◆ **AIM OF THE EXERCISE**
Copy out all lines that carry the word "State".

++++++

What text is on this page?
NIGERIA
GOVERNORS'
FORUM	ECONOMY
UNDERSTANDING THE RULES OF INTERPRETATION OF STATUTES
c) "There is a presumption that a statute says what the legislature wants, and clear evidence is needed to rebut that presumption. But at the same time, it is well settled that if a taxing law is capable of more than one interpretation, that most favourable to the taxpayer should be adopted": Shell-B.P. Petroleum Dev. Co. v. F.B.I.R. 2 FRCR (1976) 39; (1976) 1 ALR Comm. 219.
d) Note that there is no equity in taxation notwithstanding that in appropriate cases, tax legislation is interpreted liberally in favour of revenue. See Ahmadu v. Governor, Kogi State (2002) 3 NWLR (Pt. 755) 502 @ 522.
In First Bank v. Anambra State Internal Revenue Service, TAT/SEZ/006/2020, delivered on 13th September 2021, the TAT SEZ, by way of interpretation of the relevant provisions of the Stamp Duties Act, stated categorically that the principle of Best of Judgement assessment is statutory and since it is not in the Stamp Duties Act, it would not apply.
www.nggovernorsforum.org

++++++

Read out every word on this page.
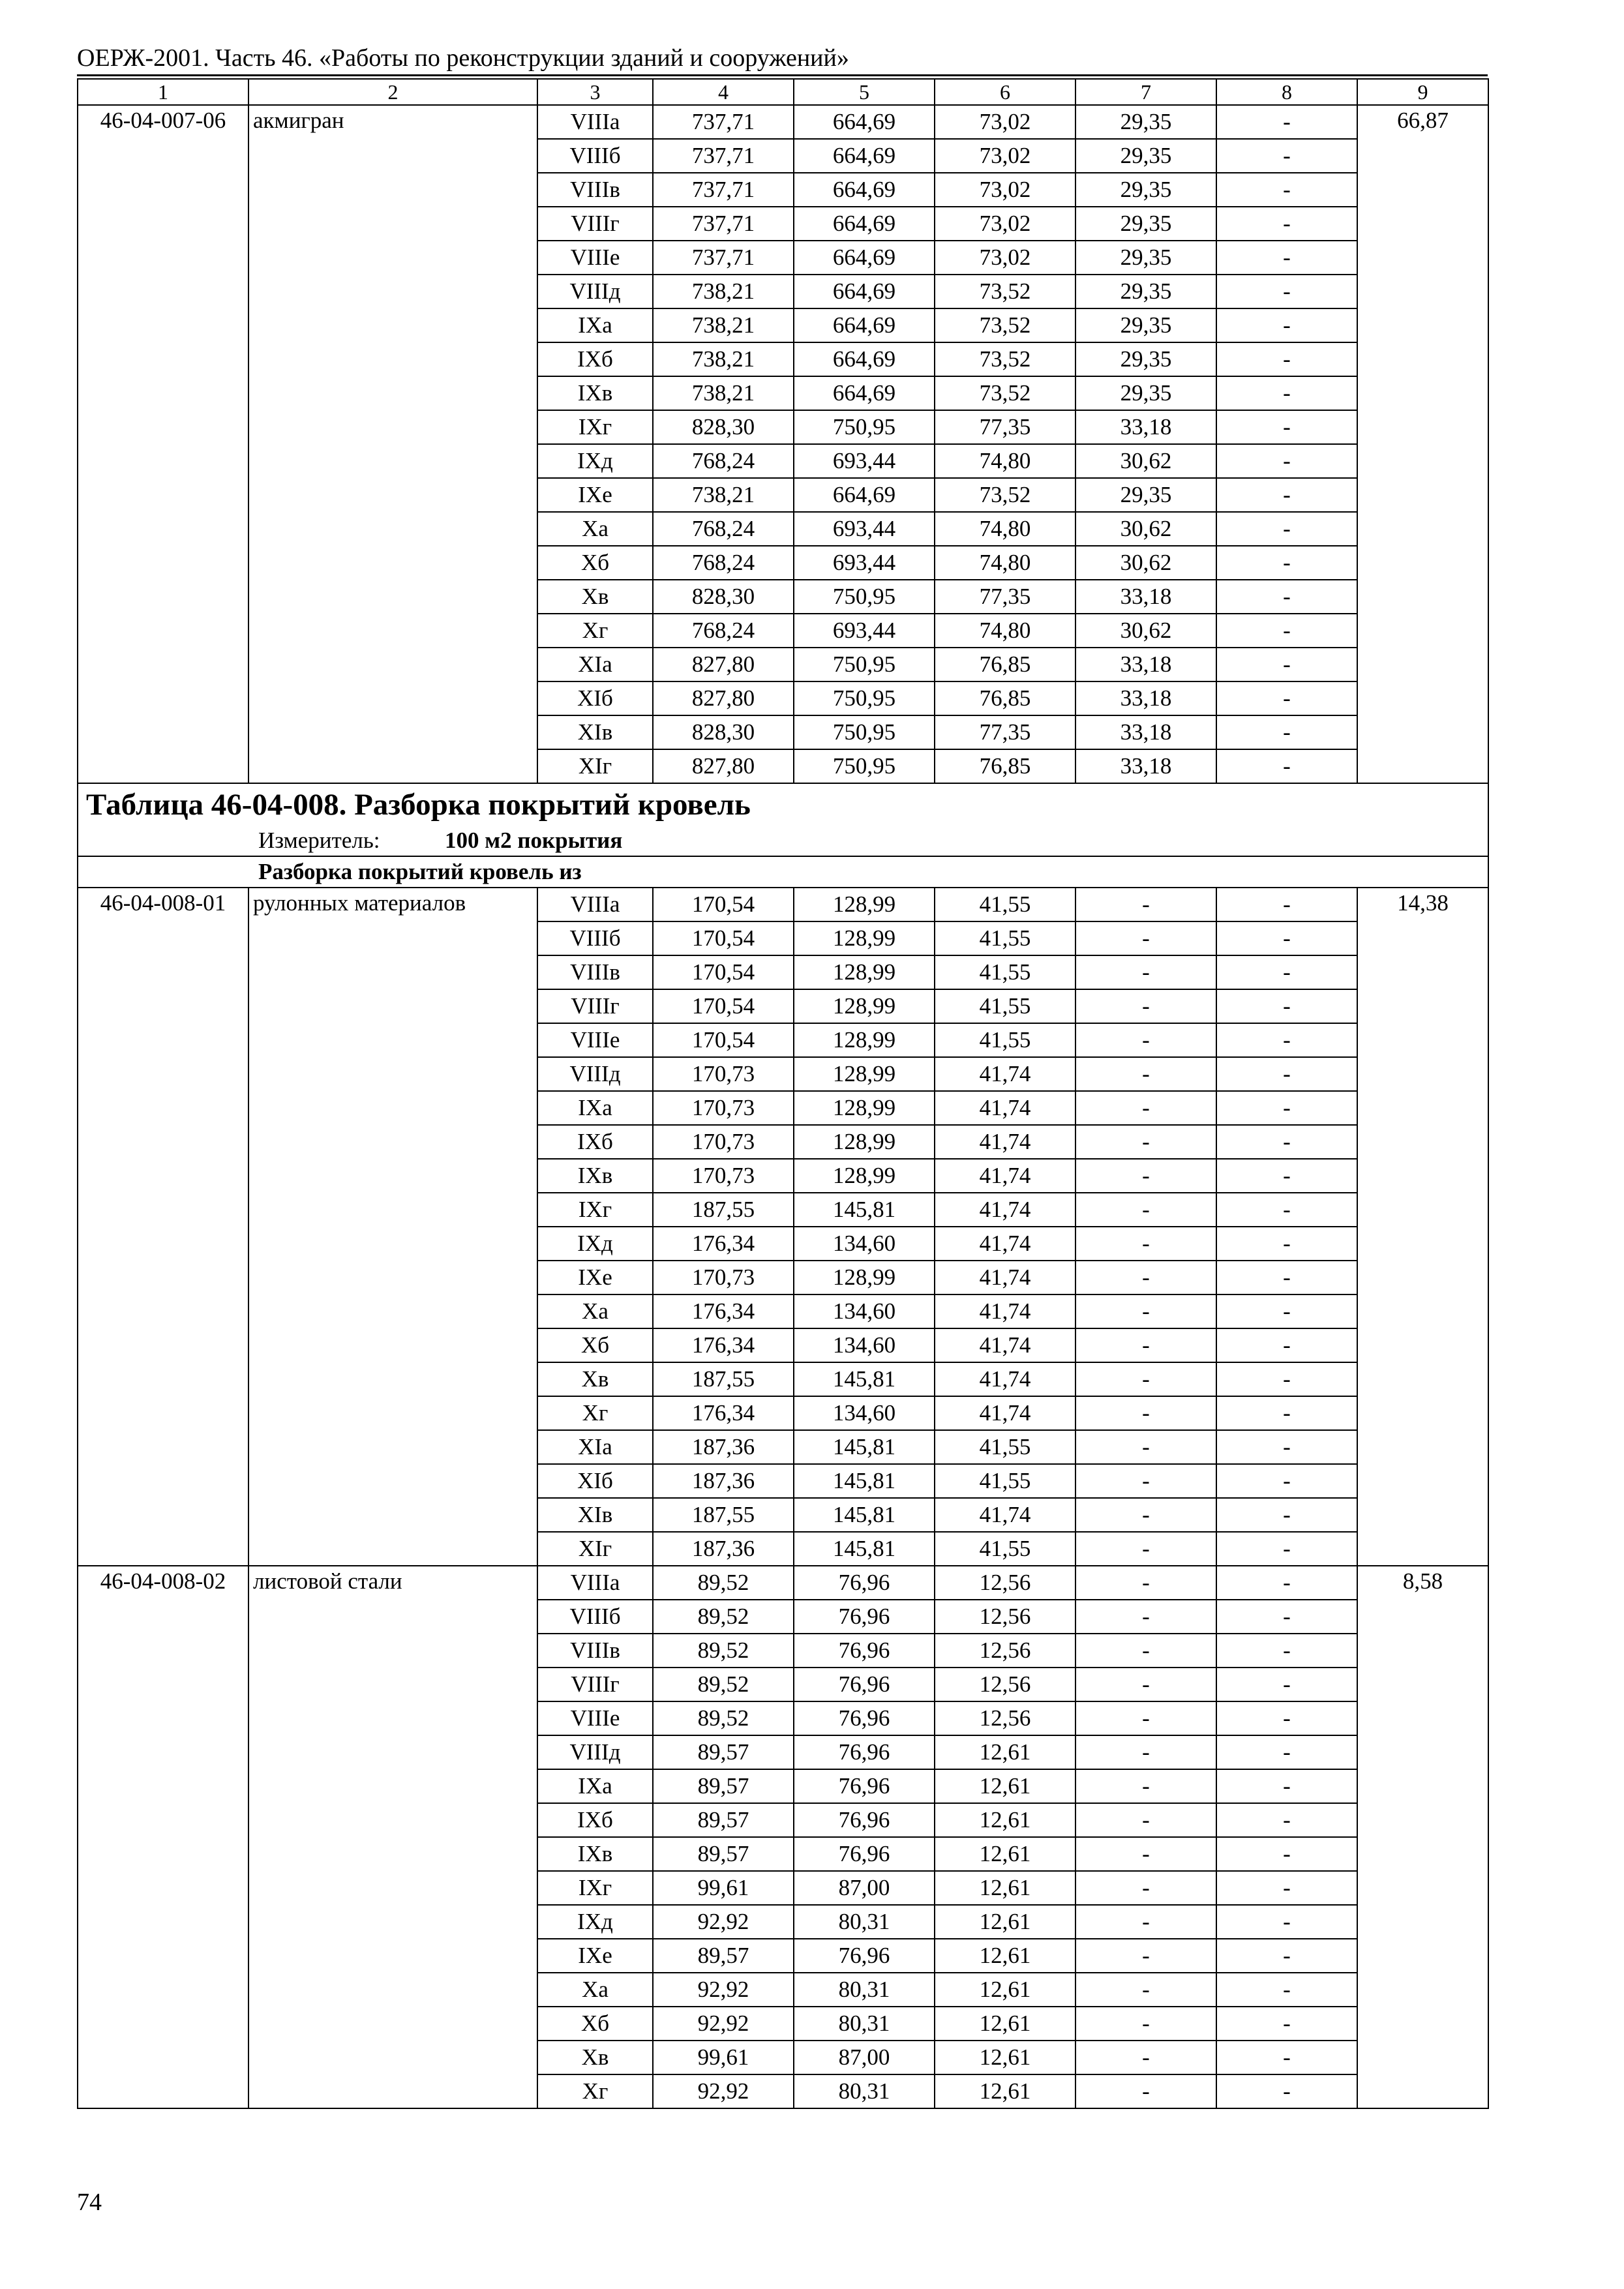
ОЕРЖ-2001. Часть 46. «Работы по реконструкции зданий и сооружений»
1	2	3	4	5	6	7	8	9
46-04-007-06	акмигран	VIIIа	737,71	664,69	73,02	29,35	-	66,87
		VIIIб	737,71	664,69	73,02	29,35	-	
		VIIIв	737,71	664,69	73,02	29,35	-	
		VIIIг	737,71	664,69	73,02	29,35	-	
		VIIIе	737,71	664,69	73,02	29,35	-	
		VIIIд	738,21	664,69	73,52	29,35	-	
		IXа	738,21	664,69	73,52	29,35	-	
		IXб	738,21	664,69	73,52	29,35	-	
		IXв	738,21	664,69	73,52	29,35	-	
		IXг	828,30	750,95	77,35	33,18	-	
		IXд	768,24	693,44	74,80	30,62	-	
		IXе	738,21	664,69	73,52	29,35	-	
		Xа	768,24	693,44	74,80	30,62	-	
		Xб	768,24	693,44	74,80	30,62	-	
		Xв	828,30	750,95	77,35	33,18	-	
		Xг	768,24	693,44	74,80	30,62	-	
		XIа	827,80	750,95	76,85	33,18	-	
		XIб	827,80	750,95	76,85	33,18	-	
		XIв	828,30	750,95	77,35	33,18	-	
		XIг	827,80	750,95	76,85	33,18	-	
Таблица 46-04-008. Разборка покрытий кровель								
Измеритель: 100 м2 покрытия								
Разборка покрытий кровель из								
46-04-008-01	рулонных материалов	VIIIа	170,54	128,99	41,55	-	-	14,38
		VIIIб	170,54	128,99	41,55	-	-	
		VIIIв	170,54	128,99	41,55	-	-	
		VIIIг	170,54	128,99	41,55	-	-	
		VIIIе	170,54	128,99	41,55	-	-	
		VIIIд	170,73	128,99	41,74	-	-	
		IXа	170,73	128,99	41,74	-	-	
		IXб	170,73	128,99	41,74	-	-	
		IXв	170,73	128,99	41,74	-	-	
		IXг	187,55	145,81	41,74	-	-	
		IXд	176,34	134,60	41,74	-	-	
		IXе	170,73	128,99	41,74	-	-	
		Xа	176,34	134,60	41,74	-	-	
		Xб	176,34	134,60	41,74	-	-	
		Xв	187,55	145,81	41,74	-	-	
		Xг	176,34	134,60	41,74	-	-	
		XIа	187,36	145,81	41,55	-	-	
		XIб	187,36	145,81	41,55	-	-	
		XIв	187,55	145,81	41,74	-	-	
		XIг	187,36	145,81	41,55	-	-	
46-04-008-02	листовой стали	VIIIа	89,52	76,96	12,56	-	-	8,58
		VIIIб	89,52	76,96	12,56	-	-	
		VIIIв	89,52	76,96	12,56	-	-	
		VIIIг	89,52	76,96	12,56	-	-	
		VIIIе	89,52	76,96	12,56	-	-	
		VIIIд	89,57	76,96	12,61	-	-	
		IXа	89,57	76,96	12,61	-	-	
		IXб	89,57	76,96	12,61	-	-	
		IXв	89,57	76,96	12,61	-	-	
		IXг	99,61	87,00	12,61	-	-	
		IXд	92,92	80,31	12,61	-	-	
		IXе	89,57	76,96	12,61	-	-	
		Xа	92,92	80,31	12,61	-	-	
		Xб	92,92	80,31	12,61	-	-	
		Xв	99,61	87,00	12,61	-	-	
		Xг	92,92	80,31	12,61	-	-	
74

++++++

◆ **OUTPUT OF THE TASK**
d) Note that there is no equity in taxation notwithstanding that in appropriate cases, tax legislation is interpreted liberally in favour of revenue. See Ahmadu v. Governor, Kogi State (2002) 3 NWLR (Pt. 755) 502 @ 522.
In First Bank v. Anambra State Internal Revenue Service, TAT/SEZ/006/2020, delivered on 13th September 2021, the TAT SEZ, by way of interpretation of the relevant provisions of the Stamp Duties Act, stated categorically that the principle of Best of Judgement assessment is statutory and since it is not in the Stamp Duties Act, it would not apply.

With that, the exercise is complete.